Texto de referência:
────────────────────────────────────────

Como enfrentar inflação e câmbio
Os dois principais desafios que tem pela frente o governo são o controle da inflação e tentar segurar o processo em curso da valorização do real. Parte-se do pressuposto que para isso não irá derrubar o crescimento econômico, que é a solução preconizada pelos economistas ortodoxos.
Em primeiro lugar é importante considerar que o Brasil não é uma ilha no mundo globalizado, ou seja, inflação e câmbio mantêm forte dependência da economia global. As elevações de preços de alimentos e commodities atingem todos os países e são componentes importantes da inflação. Existe, portanto, um risco real de inflação neste ano no Brasil, que pode aproximá-la de 6%. Quanto ao câmbio o Brasil tem contra si para valorizar o real a forte elevação da liquidez internacional e a alta taxa Selic que atraem esses capitais com elevados ganhos, sem riscos.

────────────────────────────────────────

Dados fornecidos:
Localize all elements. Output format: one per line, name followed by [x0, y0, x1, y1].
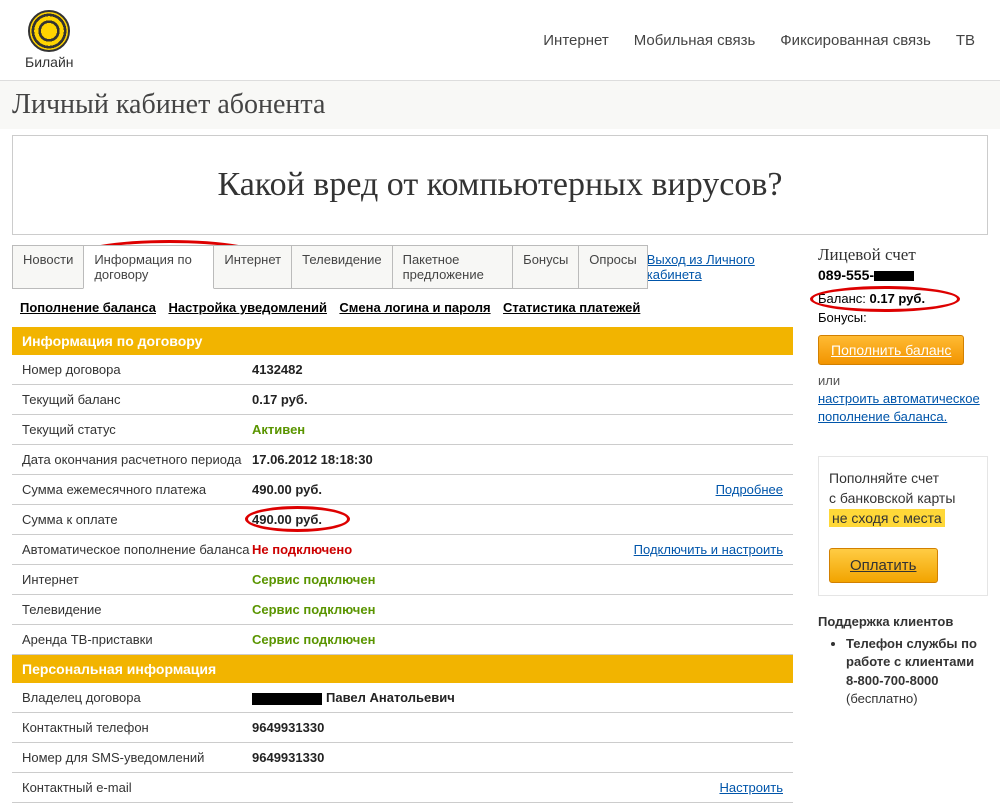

────────────────────────────────────────

Enunciado da tarefa: Dê seguimento ao texto sobre inflação e câmbio, começando logo após sua última frase. A listagem não é necessária para esta atividade.

Resposta do exercício:
A Folha de São Paulo (11/4) mostra que diversos países já ultrapassaram o teto de inflação para este ano. São citados entre outros o Reino Unido, Israel, Coreia do Sul, Nova Zelândia, Indonésia e Sérvia. Até países europeus e o próprio Estados Unidos, com baixos crescimentos econômicos, podem ultrapassar o teto de 2% considerado aceitável pelos seus bancos centrais. Quanto ao câmbio, para se defenderem da elevada liquidez internacional, os países emergentes estão usando várias políticas de controle de entrada de capitais para evitar a valorização de suas moedas, que tira a competitividade de suas empresas e ameaça suas contas externas.
No entanto, é comum ver-se propostas no Brasil minimizarem essa realidade internacional e pregarem como a melhor solução para esses dois problemas (inflação e câmbio), a redução da demanda, através de forte contenção das despesas de custeio (que não envolvem juros e investimentos) do governo federal.
Não é solução, pois: a) pelas Contas Nacionais os gastos do governo são 21% da demanda; b) 43%, exclusive previdência social, são do governo federal; c) 57% são de Estados e Municípios, cujas despesas acompanham suas receitas; d) apenas 20% das despesas do governo federal, inclusos aí os investimentos, são passíveis de gestão devido às amarrações legais do orçamento; e) caso se consiga reduzir 20% via gestão, se teria uma redução de apenas 0,36% (!) da demanda (21% x 43% x 20% x 20%).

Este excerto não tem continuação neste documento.